## EXERCISE GOAL:
Gather every line that includes the word "Enter", please.

···

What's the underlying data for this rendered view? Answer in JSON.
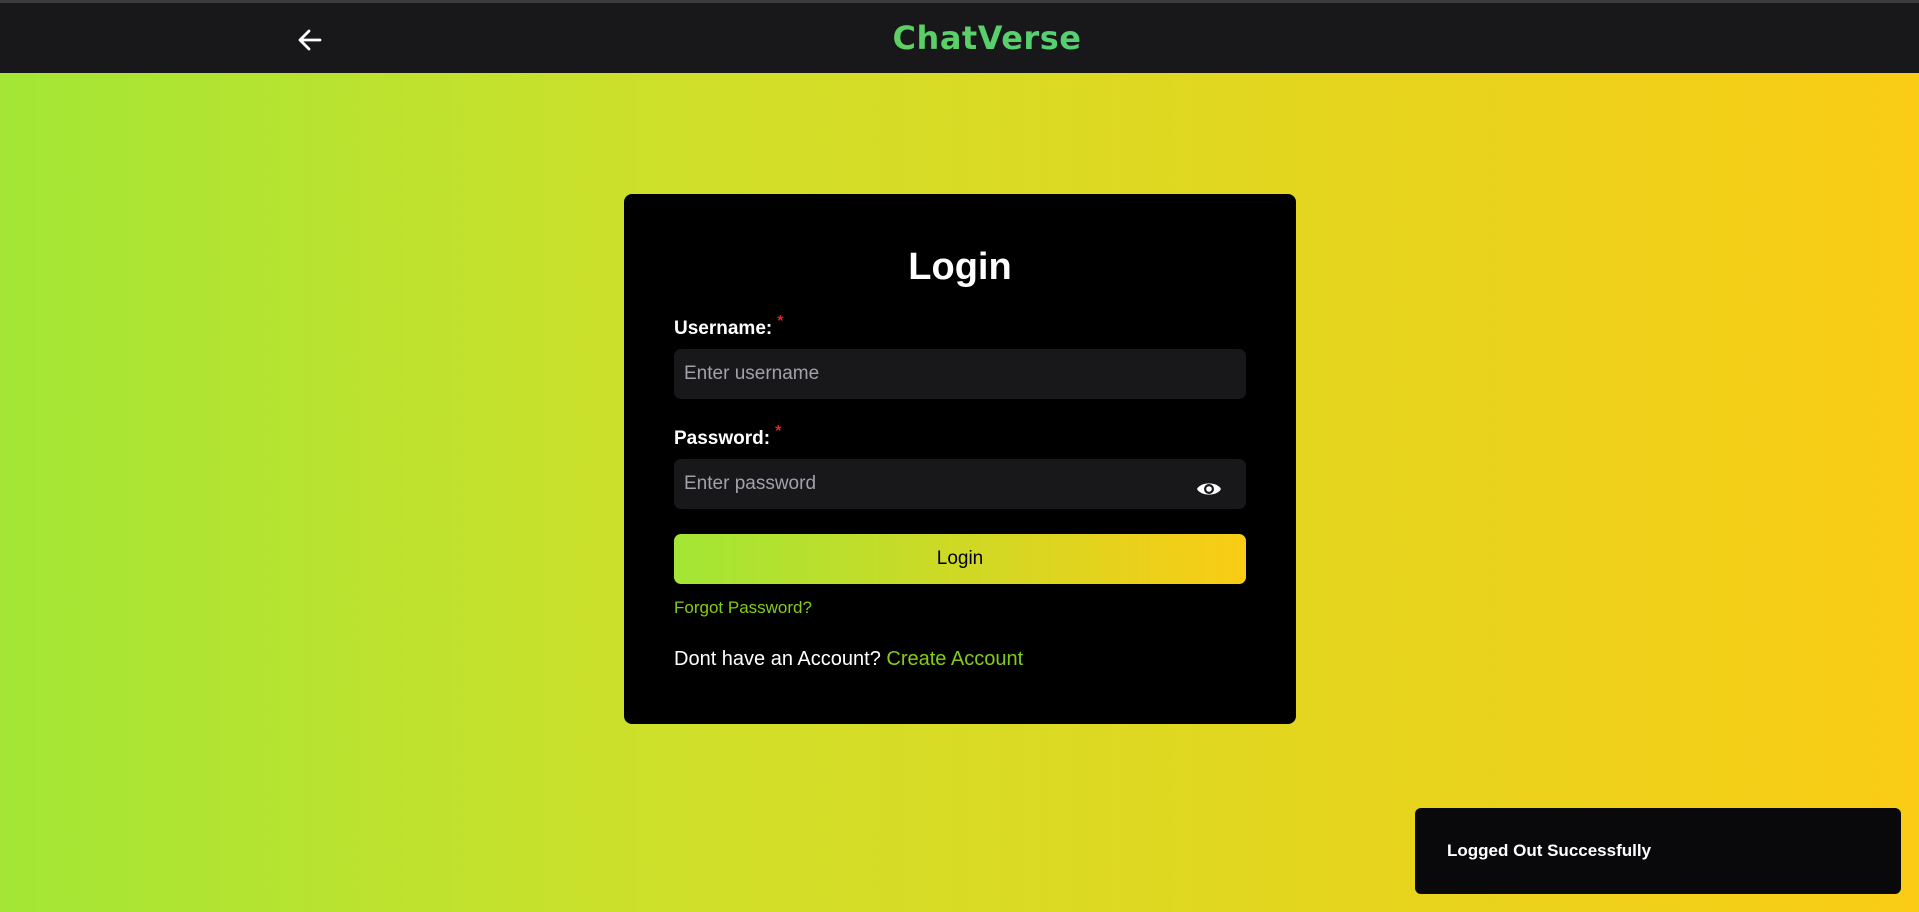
{
  "navbar": {
    "back_icon": "arrow-left-icon",
    "brand": "ChatVerse"
  },
  "login_form": {
    "title": "Login",
    "username_label": "Username:",
    "username_required_marker": "*",
    "username_placeholder": "Enter username",
    "password_label": "Password:",
    "password_required_marker": "*",
    "password_placeholder": "Enter password",
    "show_password_icon": "eye-icon",
    "submit_label": "Login",
    "forgot_password": "Forgot Password?",
    "no_account_text": "Dont have an Account?",
    "create_account": "Create Account"
  },
  "toast": {
    "message": "Logged Out Successfully"
  },
  "colors": {
    "accent_green": "#84cc16",
    "accent_yellow": "#facc15",
    "card_bg": "#000000",
    "input_bg": "#18181b",
    "required": "#dc2626"
  }
}
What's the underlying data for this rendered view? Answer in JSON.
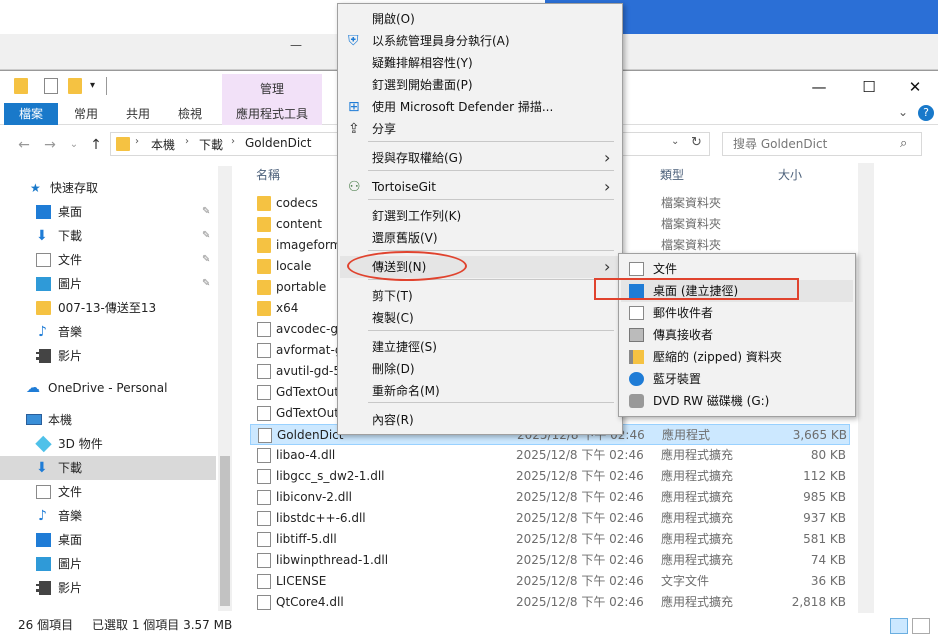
{
  "ribbon": {
    "tabs": [
      "檔案",
      "常用",
      "共用",
      "檢視",
      "應用程式工具"
    ],
    "context_tab": "管理"
  },
  "window": {
    "minimize": "—",
    "maximize": "☐",
    "close": "✕",
    "help": "?"
  },
  "address": {
    "path": [
      "本機",
      "下載",
      "GoldenDict"
    ],
    "search_placeholder": "搜尋 GoldenDict"
  },
  "nav": {
    "quick_access": "快速存取",
    "items": [
      {
        "label": "桌面",
        "pinned": true
      },
      {
        "label": "下載",
        "pinned": true
      },
      {
        "label": "文件",
        "pinned": true
      },
      {
        "label": "圖片",
        "pinned": true
      },
      {
        "label": "007-13-傳送至13",
        "pinned": false
      },
      {
        "label": "音樂",
        "pinned": false
      },
      {
        "label": "影片",
        "pinned": false
      }
    ],
    "onedrive": "OneDrive - Personal",
    "this_pc": "本機",
    "pc_items": [
      "3D 物件",
      "下載",
      "文件",
      "音樂",
      "桌面",
      "圖片",
      "影片"
    ]
  },
  "columns": {
    "name": "名稱",
    "type": "類型",
    "size": "大小"
  },
  "files": [
    {
      "name": "codecs",
      "date": "下午 02:46",
      "type": "檔案資料夾",
      "size": "",
      "kind": "folder"
    },
    {
      "name": "content",
      "date": "下午 02:46",
      "type": "檔案資料夾",
      "size": "",
      "kind": "folder"
    },
    {
      "name": "imageform",
      "date": "下午 02:46",
      "type": "檔案資料夾",
      "size": "",
      "kind": "folder"
    },
    {
      "name": "locale",
      "date": "下午 02:46",
      "type": "檔案資料夾",
      "size": "",
      "kind": "folder"
    },
    {
      "name": "portable",
      "date": "下午 02:46",
      "type": "檔案資料夾",
      "size": "",
      "kind": "folder"
    },
    {
      "name": "x64",
      "date": "下午 02:46",
      "type": "檔案資料夾",
      "size": "",
      "kind": "folder"
    },
    {
      "name": "avcodec-g",
      "date": "下午 02:46",
      "type": "",
      "size": "",
      "kind": "file"
    },
    {
      "name": "avformat-g",
      "date": "下午 02:46",
      "type": "",
      "size": "",
      "kind": "file"
    },
    {
      "name": "avutil-gd-5",
      "date": "下午 02:46",
      "type": "",
      "size": "",
      "kind": "file"
    },
    {
      "name": "GdTextOut",
      "date": "下午 02:46",
      "type": "",
      "size": "",
      "kind": "file"
    },
    {
      "name": "GdTextOut",
      "date": "下午 02:46",
      "type": "",
      "size": "",
      "kind": "file"
    },
    {
      "name": "GoldenDict",
      "date": "2025/12/8 下午 02:46",
      "type": "應用程式",
      "size": "3,665 KB",
      "kind": "app"
    },
    {
      "name": "libao-4.dll",
      "date": "2025/12/8 下午 02:46",
      "type": "應用程式擴充",
      "size": "80 KB",
      "kind": "file"
    },
    {
      "name": "libgcc_s_dw2-1.dll",
      "date": "2025/12/8 下午 02:46",
      "type": "應用程式擴充",
      "size": "112 KB",
      "kind": "file"
    },
    {
      "name": "libiconv-2.dll",
      "date": "2025/12/8 下午 02:46",
      "type": "應用程式擴充",
      "size": "985 KB",
      "kind": "file"
    },
    {
      "name": "libstdc++-6.dll",
      "date": "2025/12/8 下午 02:46",
      "type": "應用程式擴充",
      "size": "937 KB",
      "kind": "file"
    },
    {
      "name": "libtiff-5.dll",
      "date": "2025/12/8 下午 02:46",
      "type": "應用程式擴充",
      "size": "581 KB",
      "kind": "file"
    },
    {
      "name": "libwinpthread-1.dll",
      "date": "2025/12/8 下午 02:46",
      "type": "應用程式擴充",
      "size": "74 KB",
      "kind": "file"
    },
    {
      "name": "LICENSE",
      "date": "2025/12/8 下午 02:46",
      "type": "文字文件",
      "size": "36 KB",
      "kind": "file"
    },
    {
      "name": "QtCore4.dll",
      "date": "2025/12/8 下午 02:46",
      "type": "應用程式擴充",
      "size": "2,818 KB",
      "kind": "file"
    }
  ],
  "status": {
    "count": "26 個項目",
    "selected": "已選取 1 個項目 3.57 MB"
  },
  "context_menu": {
    "items": [
      "開啟(O)",
      "以系統管理員身分執行(A)",
      "疑難排解相容性(Y)",
      "釘選到開始畫面(P)",
      "使用 Microsoft Defender 掃描...",
      "分享",
      "授與存取權給(G)",
      "TortoiseGit",
      "釘選到工作列(K)",
      "還原舊版(V)",
      "傳送到(N)",
      "剪下(T)",
      "複製(C)",
      "建立捷徑(S)",
      "刪除(D)",
      "重新命名(M)",
      "內容(R)"
    ]
  },
  "submenu": {
    "items": [
      "文件",
      "桌面 (建立捷徑)",
      "郵件收件者",
      "傳真接收者",
      "壓縮的 (zipped) 資料夾",
      "藍牙裝置",
      "DVD RW 磁碟機 (G:)"
    ]
  },
  "colors": {
    "accent": "#1979ca",
    "selection": "#cce8ff",
    "manage_tab": "#f2e1f8",
    "annotation": "#e0432e"
  }
}
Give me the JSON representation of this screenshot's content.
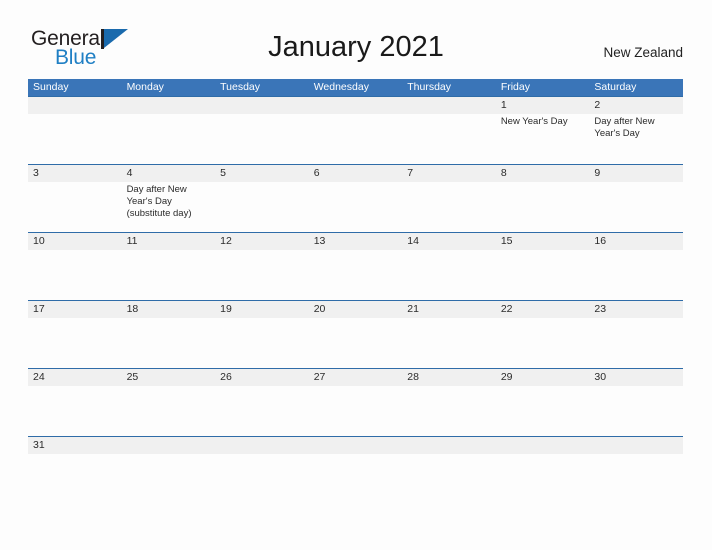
{
  "brand": {
    "name_part1": "General",
    "name_part2": "Blue",
    "colors": {
      "dark": "#231f20",
      "blue": "#1f7fc4",
      "flag": "#1a6aad"
    }
  },
  "header": {
    "title": "January 2021",
    "country": "New Zealand"
  },
  "theme": {
    "header_blue": "#3a75b8",
    "row_divider_blue": "#2f6ca8",
    "number_band_gray": "#f0f0f0",
    "page_background": "#fdfdfd",
    "text_dark": "#2b2b2b"
  },
  "calendar": {
    "month": "January",
    "year": "2021",
    "weekday_headers": [
      "Sunday",
      "Monday",
      "Tuesday",
      "Wednesday",
      "Thursday",
      "Friday",
      "Saturday"
    ],
    "weeks": [
      {
        "days": [
          {
            "number": "",
            "events": []
          },
          {
            "number": "",
            "events": []
          },
          {
            "number": "",
            "events": []
          },
          {
            "number": "",
            "events": []
          },
          {
            "number": "",
            "events": []
          },
          {
            "number": "1",
            "events": [
              "New Year's Day"
            ]
          },
          {
            "number": "2",
            "events": [
              "Day after New Year's Day"
            ]
          }
        ]
      },
      {
        "days": [
          {
            "number": "3",
            "events": []
          },
          {
            "number": "4",
            "events": [
              "Day after New Year's Day (substitute day)"
            ]
          },
          {
            "number": "5",
            "events": []
          },
          {
            "number": "6",
            "events": []
          },
          {
            "number": "7",
            "events": []
          },
          {
            "number": "8",
            "events": []
          },
          {
            "number": "9",
            "events": []
          }
        ]
      },
      {
        "days": [
          {
            "number": "10",
            "events": []
          },
          {
            "number": "11",
            "events": []
          },
          {
            "number": "12",
            "events": []
          },
          {
            "number": "13",
            "events": []
          },
          {
            "number": "14",
            "events": []
          },
          {
            "number": "15",
            "events": []
          },
          {
            "number": "16",
            "events": []
          }
        ]
      },
      {
        "days": [
          {
            "number": "17",
            "events": []
          },
          {
            "number": "18",
            "events": []
          },
          {
            "number": "19",
            "events": []
          },
          {
            "number": "20",
            "events": []
          },
          {
            "number": "21",
            "events": []
          },
          {
            "number": "22",
            "events": []
          },
          {
            "number": "23",
            "events": []
          }
        ]
      },
      {
        "days": [
          {
            "number": "24",
            "events": []
          },
          {
            "number": "25",
            "events": []
          },
          {
            "number": "26",
            "events": []
          },
          {
            "number": "27",
            "events": []
          },
          {
            "number": "28",
            "events": []
          },
          {
            "number": "29",
            "events": []
          },
          {
            "number": "30",
            "events": []
          }
        ]
      },
      {
        "days": [
          {
            "number": "31",
            "events": []
          },
          {
            "number": "",
            "events": []
          },
          {
            "number": "",
            "events": []
          },
          {
            "number": "",
            "events": []
          },
          {
            "number": "",
            "events": []
          },
          {
            "number": "",
            "events": []
          },
          {
            "number": "",
            "events": []
          }
        ]
      }
    ]
  }
}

···

## SOLUTION TO THIS EXERCISE:
    "username_placeholder": "Enter username",
    "password_placeholder": "Enter password",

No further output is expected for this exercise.